--- BEGIN Records shown ---
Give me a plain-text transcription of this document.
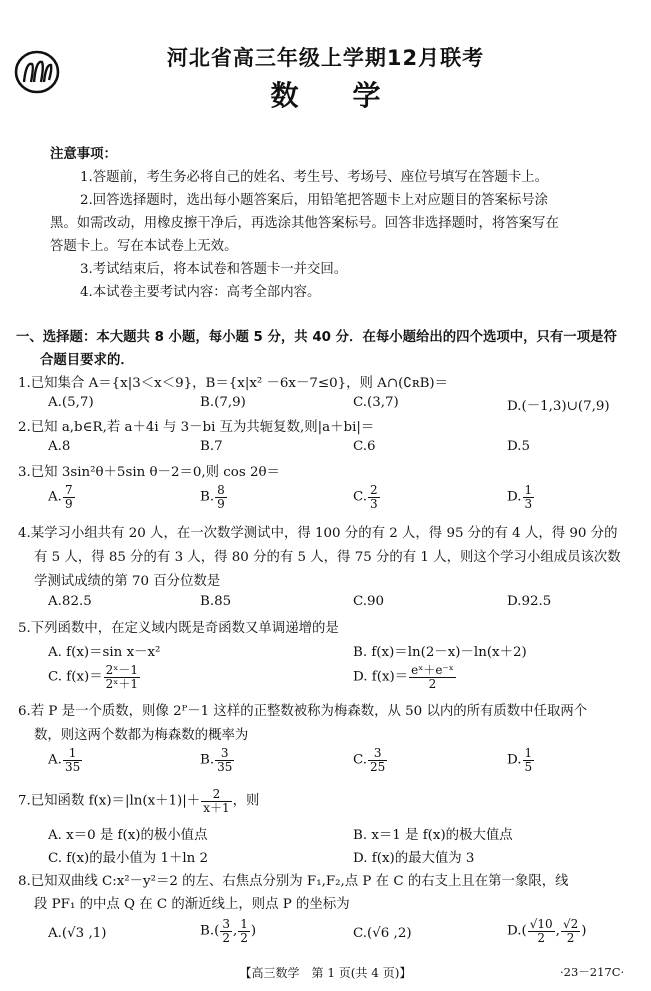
河北省高三年级上学期12月联考
数学
注意事项：
1.答题前，考生务必将自己的姓名、考生号、考场号、座位号填写在答题卡上。
2.回答选择题时，选出每小题答案后，用铅笔把答题卡上对应题目的答案标号涂
黑。如需改动，用橡皮擦干净后，再选涂其他答案标号。回答非选择题时，将答案写在
答题卡上。写在本试卷上无效。
3.考试结束后，将本试卷和答题卡一并交回。
4.本试卷主要考试内容：高考全部内容。
一、选择题：本大题共 8 小题，每小题 5 分，共 40 分．在每小题给出的四个选项中，只有一项是符
合题目要求的．
1.已知集合 A＝{x|3＜x＜9}，B＝{x|x² －6x－7≤0}，则 A∩(∁ʀB)＝
A.(5,7)	B.(7,9)	C.(3,7)	D.(－1,3)∪(7,9)
2.已知 a,b∈R,若 a＋4i 与 3－bi 互为共轭复数,则|a＋bi|＝
A.8	B.7	C.6	D.5
3.已知 3sin²θ＋5sin θ－2＝0,则 cos 2θ＝
A. $\frac{7}{9}$	B. $\frac{8}{9}$	C. $\frac{2}{3}$	D. $\frac{1}{3}$
4.某学习小组共有 20 人，在一次数学测试中，得 100 分的有 2 人，得 95 分的有 4 人，得 90 分的
有 5 人，得 85 分的有 3 人，得 80 分的有 5 人，得 75 分的有 1 人，则这个学习小组成员该次数
学测试成绩的第 70 百分位数是
A.82.5	B.85	C.90	D.92.5
5.下列函数中，在定义域内既是奇函数又单调递增的是
A. f(x)＝sin x－x²	B. f(x)＝ln(2－x)－ln(x＋2)
C. $f(x)= \frac{\text{2ˣ－1}}{\text{2ˣ＋1}}$	D. $f(x)= \frac{\text{eˣ＋e⁻ˣ}}{2}$
6.若 P 是一个质数，则像 2ᴾ－1 这样的正整数被称为梅森数，从 50 以内的所有质数中任取两个
数，则这两个数都为梅森数的概率为
A. $\frac{1}{35}$	B. $\frac{3}{35}$	C. $\frac{3}{25}$	D. $\frac{1}{5}$
7.已知函数 $f(x)=|\ln(x+1)|+ \frac{2}{x+1}$ ，则
A. x＝0 是 f(x)的极小值点	B. x＝1 是 f(x)的极大值点
C. f(x)的最小值为 1＋ln 2	D. f(x)的最大值为 3
8.已知双曲线 C:x²－y²＝2 的左、右焦点分别为 F₁,F₂,点 P 在 C 的右支上且在第一象限，线
段 PF₁ 的中点 Q 在 C 的渐近线上，则点 P 的坐标为
A.(√3 ,1)	$B.( \frac{3}{2}$ , $\frac{1}{2}$ )	C.(√6 ,2)	$D.( \frac{√10}{2}$ , $\frac{√2}{2}$ )
【高三数学　第 1 页(共 4 页)】	·23－217C·
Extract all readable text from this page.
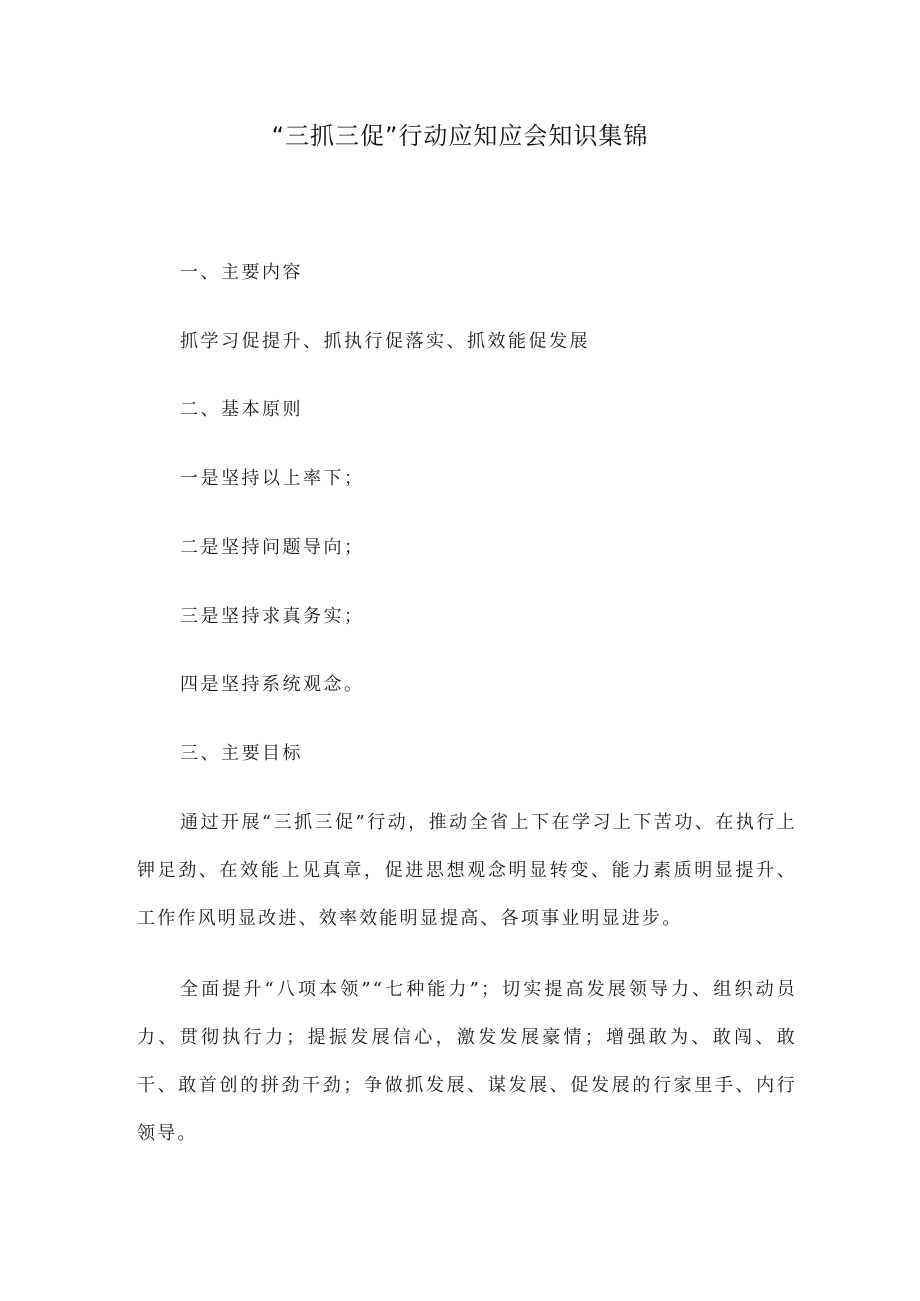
“三抓三促”行动应知应会知识集锦
一、主要内容
抓学习促提升、抓执行促落实、抓效能促发展
二、基本原则
一是坚持以上率下；
二是坚持问题导向；
三是坚持求真务实；
四是坚持系统观念。
三、主要目标
通过开展“三抓三促”行动，推动全省上下在学习上下苦功、在执行上钾足劲、在效能上见真章，促进思想观念明显转变、能力素质明显提升、工作作风明显改进、效率效能明显提高、各项事业明显进步。
全面提升“八项本领”“七种能力”；切实提高发展领导力、组织动员力、贯彻执行力；提振发展信心，激发发展豪情；增强敢为、敢闯、敢干、敢首创的拼劲干劲；争做抓发展、谋发展、促发展的行家里手、内行领导。
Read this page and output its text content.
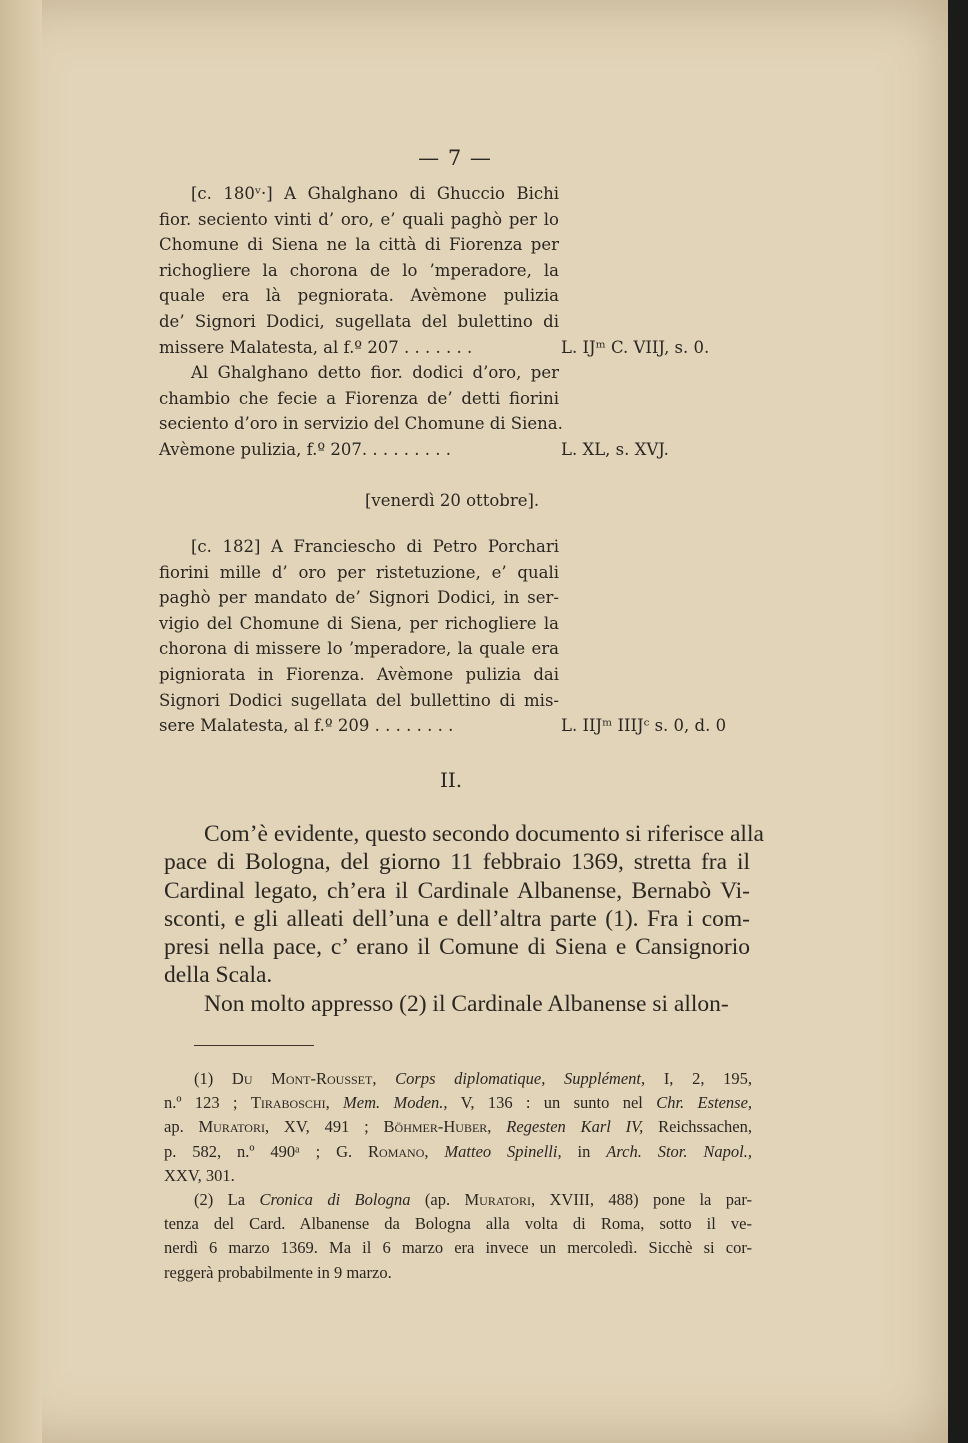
— 7 —
[c. 180ᵛ·] A Ghalghano di Ghuccio Bichi
fior. seciento vinti d’ oro, e’ quali paghò per lo
Chomune di Siena ne la città di Fiorenza per
richogliere la chorona de lo ’mperadore, la
quale era là pegniorata. Avèmone pulizia
de’ Signori Dodici, sugellata del bulettino di
missere Malatesta, al f.º 207 . . . . . . .	L. IJᵐ C. VIIJ, s. 0.
Al Ghalghano detto fior. dodici d’oro, per
chambio che fecie a Fiorenza de’ detti fiorini
seciento d’oro in servizio del Chomune di Siena.
Avèmone pulizia, f.º 207. . . . . . . . .	L. XL, s. XVJ.
[venerdì 20 ottobre].
[c. 182] A Franciescho di Petro Porchari
fiorini mille d’ oro per ristetuzione, e’ quali
paghò per mandato de’ Signori Dodici, in ser-
vigio del Chomune di Siena, per richogliere la
chorona di missere lo ’mperadore, la quale era
pigniorata in Fiorenza. Avèmone pulizia dai
Signori Dodici sugellata del bullettino di mis-
sere Malatesta, al f.º 209 . . . . . . . .	L. IIJᵐ IIIJᶜ s. 0, d. 0
II.
Com’è evidente, questo secondo documento si riferisce alla
pace di Bologna, del giorno 11 febbraio 1369, stretta fra il
Cardinal legato, ch’era il Cardinale Albanense, Bernabò Vi-
sconti, e gli alleati dell’una e dell’altra parte (1). Fra i com-
presi nella pace, c’ erano il Comune di Siena e Cansignorio
della Scala.
Non molto appresso (2) il Cardinale Albanense si allon-
(1) Du Mont-Rousset, Corps diplomatique, Supplément, I, 2, 195,
n.º 123 ; Tiraboschi, Mem. Moden., V, 136 : un sunto nel Chr. Estense,
ap. Muratori, XV, 491 ; Böhmer-Huber, Regesten Karl IV, Reichssachen,
p. 582, n.º 490ᵃ ; G. Romano, Matteo Spinelli, in Arch. Stor. Napol.,
XXV, 301.
(2) La Cronica di Bologna (ap. Muratori, XVIII, 488) pone la par-
tenza del Card. Albanense da Bologna alla volta di Roma, sotto il ve-
nerdì 6 marzo 1369. Ma il 6 marzo era invece un mercoledì. Sicchè si cor-
reggerà probabilmente in 9 marzo.
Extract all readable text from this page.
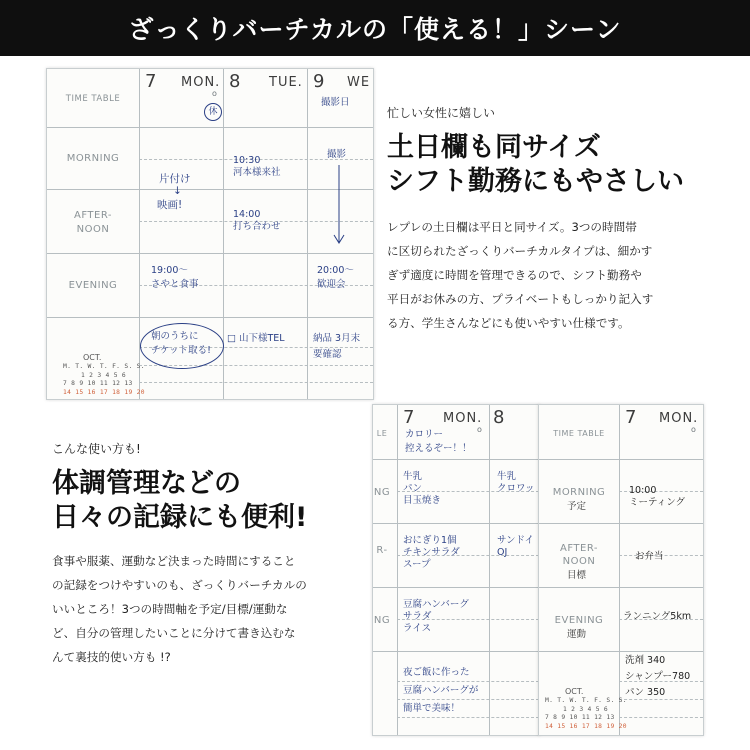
ざっくりバーチカルの「使える！」シーン
TIME TABLE
MORNING
AFTER-
NOON
EVENING
OCT.
M. T. W. T. F. S. S.
1 2 3 4 5 6
7 8 9 10 11 12 13
14 15 16 17 18 19 20
7 MON.
o
休
8 TUE. 9 WE
片付け
↓
映画!
19:00〜
さやと食事
朝のうちに
チケット取る!
10:30
河本様来社
14:00
打ち合わせ
□ 山下様TEL
撮影日
撮影
20:00〜
歓迎会
納品 3月末
要確認
忙しい女性に嬉しい
土日欄も同サイズ
シフト勤務にもやさしい
レプレの土日欄は平日と同サイズ。3つの時間帯
に区切られたざっくりバーチカルタイプは、細かす
ぎず適度に時間を管理できるので、シフト勤務や
平日がお休みの方、プライベートもしっかり記入す
る方、学生さんなどにも使いやすい仕様です。
こんな使い方も!
体調管理などの
日々の記録にも便利!
食事や服薬、運動など決まった時間にすること
の記録をつけやすいのも、ざっくりバーチカルの
いいところ！3つの時間軸を予定/目標/運動な
ど、自分の管理したいことに分けて書き込むな
んて裏技的使い方も !?
LE
NG
R-
NG
7 MON.
o
8
カロリー
控えるぞー！！
牛乳
パン
目玉焼き
牛乳
クロワッ
おにぎり1個
チキンサラダ
スープ
サンドイ
OJ
豆腐ハンバーグ
サラダ
ライス
夜ご飯に作った
豆腐ハンバーグが
簡単で美味！
TIME TABLE
MORNING
予定
AFTER-
NOON
目標
EVENING
運動
OCT.
M. T. W. T. F. S. S.
1 2 3 4 5 6
7 8 9 10 11 12 13
14 15 16 17 18 19 20
7 MON.
o
10:00
ミーティング
お弁当
ランニング5km
洗剤 340
シャンプー780
パン 350
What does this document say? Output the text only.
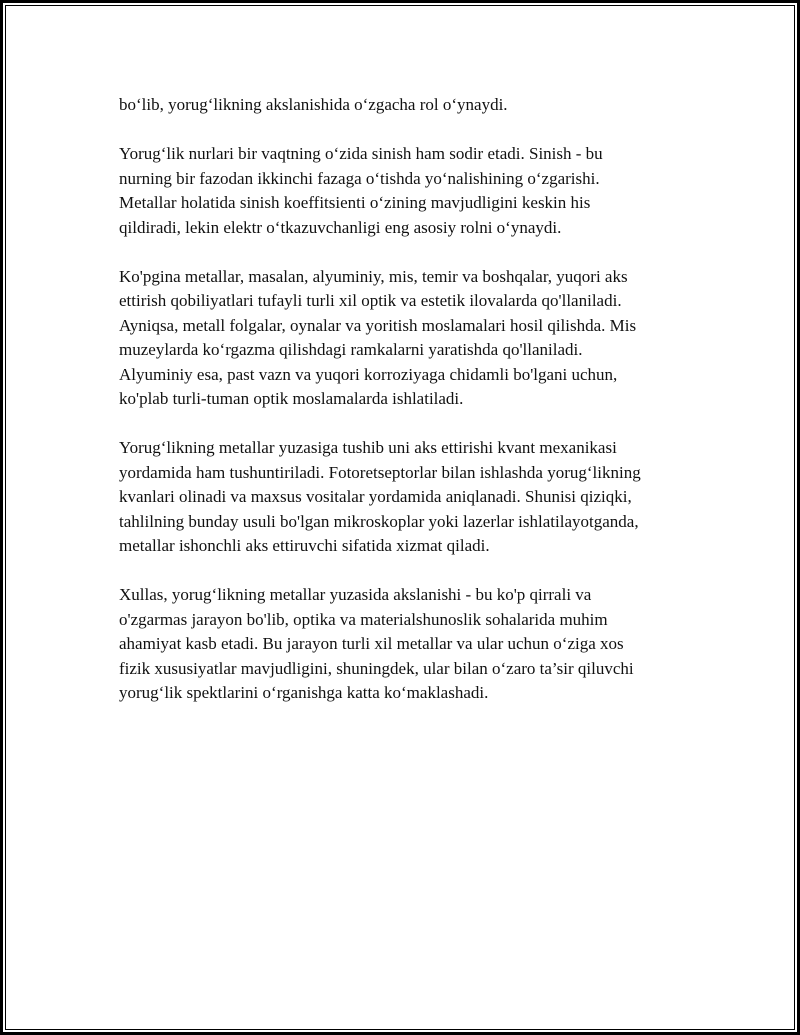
bo‘lib, yorug‘likning akslanishida o‘zgacha rol o‘ynaydi.

Yorug‘lik nurlari bir vaqtning o‘zida sinish ham sodir etadi. Sinish - bu
nurning bir fazodan ikkinchi fazaga o‘tishda yo‘nalishining o‘zgarishi.
Metallar holatida sinish koeffitsienti o‘zining mavjudligini keskin his
qildiradi, lekin elektr o‘tkazuvchanligi eng asosiy rolni o‘ynaydi.

Ko'pgina metallar, masalan, alyuminiy, mis, temir va boshqalar, yuqori aks
ettirish qobiliyatlari tufayli turli xil optik va estetik ilovalarda qo'llaniladi.
Ayniqsa, metall folgalar, oynalar va yoritish moslamalari hosil qilishda. Mis
muzeylarda ko‘rgazma qilishdagi ramkalarni yaratishda qo'llaniladi.
Alyuminiy esa, past vazn va yuqori korroziyaga chidamli bo'lgani uchun,
ko'plab turli-tuman optik moslamalarda ishlatiladi.

Yorug‘likning metallar yuzasiga tushib uni aks ettirishi kvant mexanikasi
yordamida ham tushuntiriladi. Fotoretseptorlar bilan ishlashda yorug‘likning
kvanlari olinadi va maxsus vositalar yordamida aniqlanadi. Shunisi qiziqki,
tahlilning bunday usuli bo'lgan mikroskoplar yoki lazerlar ishlatilayotganda,
metallar ishonchli aks ettiruvchi sifatida xizmat qiladi.

Xullas, yorug‘likning metallar yuzasida akslanishi - bu ko'p qirrali va
o'zgarmas jarayon bo'lib, optika va materialshunoslik sohalarida muhim
ahamiyat kasb etadi. Bu jarayon turli xil metallar va ular uchun o‘ziga xos
fizik xususiyatlar mavjudligini, shuningdek, ular bilan o‘zaro ta’sir qiluvchi
yorug‘lik spektlarini o‘rganishga katta ko‘maklashadi.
--- END Records shown ---
In the entries above, identify every line with the word "ular". Copy those lines.

ahamiyat kasb etadi. Bu jarayon turli xil metallar va ular uchun o‘ziga xos
fizik xususiyatlar mavjudligini, shuningdek, ular bilan o‘zaro ta’sir qiluvchi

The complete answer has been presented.